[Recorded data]
- - -
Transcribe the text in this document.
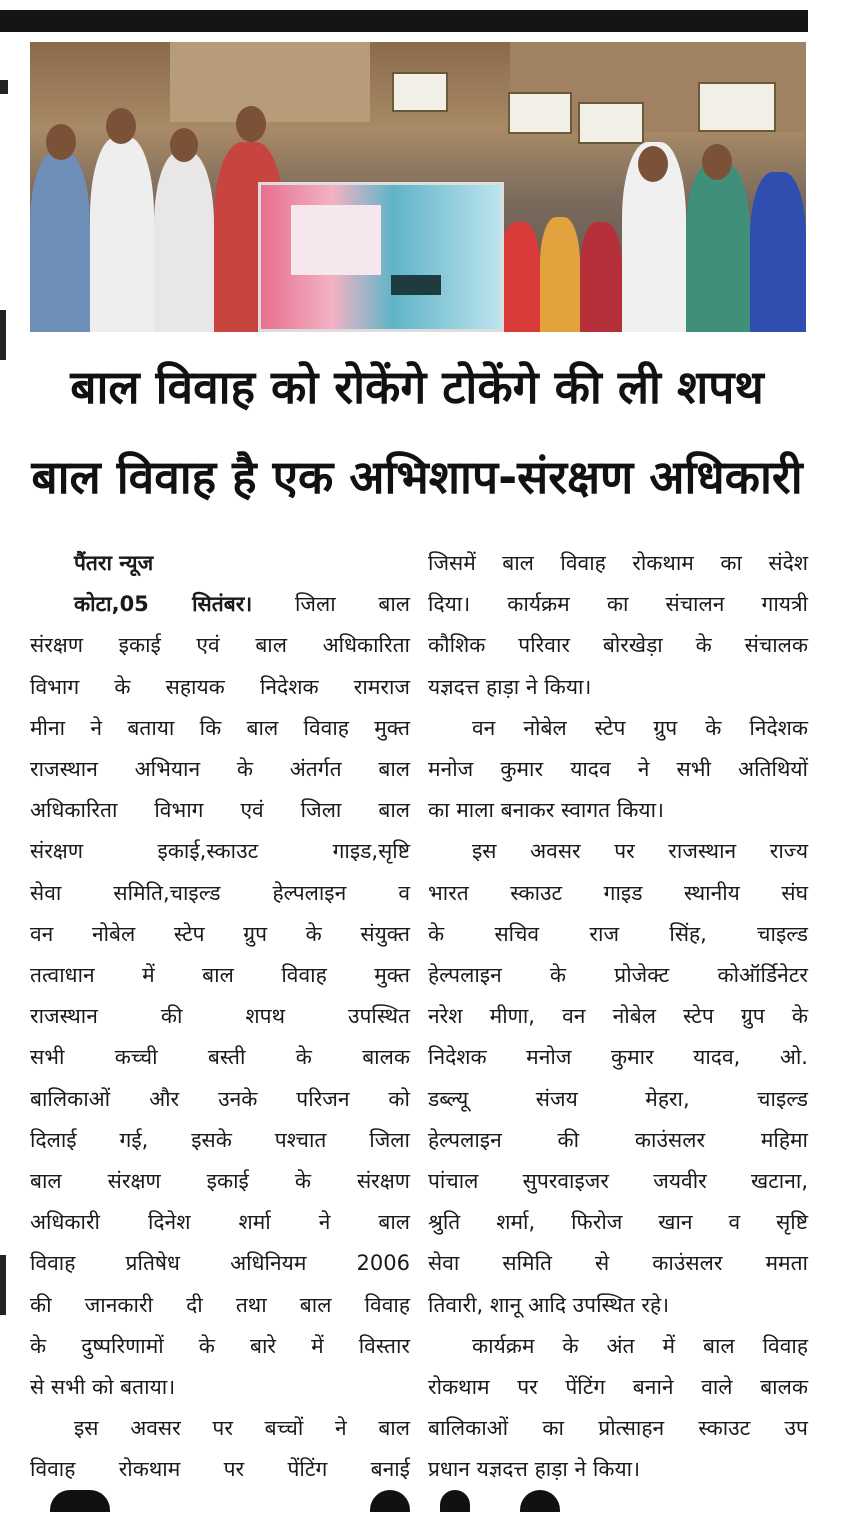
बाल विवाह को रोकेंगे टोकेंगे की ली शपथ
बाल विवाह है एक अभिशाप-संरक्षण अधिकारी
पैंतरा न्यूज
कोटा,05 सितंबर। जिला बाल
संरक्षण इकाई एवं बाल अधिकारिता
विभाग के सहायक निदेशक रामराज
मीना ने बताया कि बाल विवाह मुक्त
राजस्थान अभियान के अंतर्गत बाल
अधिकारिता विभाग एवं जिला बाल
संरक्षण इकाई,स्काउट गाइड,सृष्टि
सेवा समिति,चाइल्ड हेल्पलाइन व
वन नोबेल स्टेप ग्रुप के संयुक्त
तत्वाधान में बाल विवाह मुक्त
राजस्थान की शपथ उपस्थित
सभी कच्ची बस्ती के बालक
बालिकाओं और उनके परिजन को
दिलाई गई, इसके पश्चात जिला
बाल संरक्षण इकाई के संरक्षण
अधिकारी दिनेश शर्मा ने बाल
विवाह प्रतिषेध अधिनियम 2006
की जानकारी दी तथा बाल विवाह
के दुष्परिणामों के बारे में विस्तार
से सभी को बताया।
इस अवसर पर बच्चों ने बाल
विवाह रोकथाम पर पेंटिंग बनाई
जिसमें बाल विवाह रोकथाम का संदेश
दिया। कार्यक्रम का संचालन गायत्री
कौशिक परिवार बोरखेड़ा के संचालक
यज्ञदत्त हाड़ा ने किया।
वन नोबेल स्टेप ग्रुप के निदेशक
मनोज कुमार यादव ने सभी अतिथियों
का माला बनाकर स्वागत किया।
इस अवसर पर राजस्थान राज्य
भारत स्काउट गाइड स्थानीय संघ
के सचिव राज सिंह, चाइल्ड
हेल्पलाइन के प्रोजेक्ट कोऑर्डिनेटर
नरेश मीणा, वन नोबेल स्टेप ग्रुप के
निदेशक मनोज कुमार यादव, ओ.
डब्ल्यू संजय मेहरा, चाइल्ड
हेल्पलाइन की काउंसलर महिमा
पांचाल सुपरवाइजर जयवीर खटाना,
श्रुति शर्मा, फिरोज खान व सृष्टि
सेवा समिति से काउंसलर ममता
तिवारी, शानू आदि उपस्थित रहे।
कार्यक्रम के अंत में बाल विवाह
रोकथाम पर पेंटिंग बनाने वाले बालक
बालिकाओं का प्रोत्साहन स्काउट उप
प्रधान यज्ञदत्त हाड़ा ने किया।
- - -
### What needs to be done
Copy out the entries verbatim and leave the images out.

### In response
Transcribe the text in this document.
बाल विवाह को रोकेंगे टोकेंगे की ली शपथ
बाल विवाह है एक अभिशाप-संरक्षण अधिकारी
पैंतरा न्यूज
कोटा,05 सितंबर। जिला बाल
संरक्षण इकाई एवं बाल अधिकारिता
विभाग के सहायक निदेशक रामराज
मीना ने बताया कि बाल विवाह मुक्त
राजस्थान अभियान के अंतर्गत बाल
अधिकारिता विभाग एवं जिला बाल
संरक्षण इकाई,स्काउट गाइड,सृष्टि
सेवा समिति,चाइल्ड हेल्पलाइन व
वन नोबेल स्टेप ग्रुप के संयुक्त
तत्वाधान में बाल विवाह मुक्त
राजस्थान की शपथ उपस्थित
सभी कच्ची बस्ती के बालक
बालिकाओं और उनके परिजन को
दिलाई गई, इसके पश्चात जिला
बाल संरक्षण इकाई के संरक्षण
अधिकारी दिनेश शर्मा ने बाल
विवाह प्रतिषेध अधिनियम 2006
की जानकारी दी तथा बाल विवाह
के दुष्परिणामों के बारे में विस्तार
से सभी को बताया।
इस अवसर पर बच्चों ने बाल
विवाह रोकथाम पर पेंटिंग बनाई
जिसमें बाल विवाह रोकथाम का संदेश
दिया। कार्यक्रम का संचालन गायत्री
कौशिक परिवार बोरखेड़ा के संचालक
यज्ञदत्त हाड़ा ने किया।
वन नोबेल स्टेप ग्रुप के निदेशक
मनोज कुमार यादव ने सभी अतिथियों
का माला बनाकर स्वागत किया।
इस अवसर पर राजस्थान राज्य
भारत स्काउट गाइड स्थानीय संघ
के सचिव राज सिंह, चाइल्ड
हेल्पलाइन के प्रोजेक्ट कोऑर्डिनेटर
नरेश मीणा, वन नोबेल स्टेप ग्रुप के
निदेशक मनोज कुमार यादव, ओ.
डब्ल्यू संजय मेहरा, चाइल्ड
हेल्पलाइन की काउंसलर महिमा
पांचाल सुपरवाइजर जयवीर खटाना,
श्रुति शर्मा, फिरोज खान व सृष्टि
सेवा समिति से काउंसलर ममता
तिवारी, शानू आदि उपस्थित रहे।
कार्यक्रम के अंत में बाल विवाह
रोकथाम पर पेंटिंग बनाने वाले बालक
बालिकाओं का प्रोत्साहन स्काउट उप
प्रधान यज्ञदत्त हाड़ा ने किया।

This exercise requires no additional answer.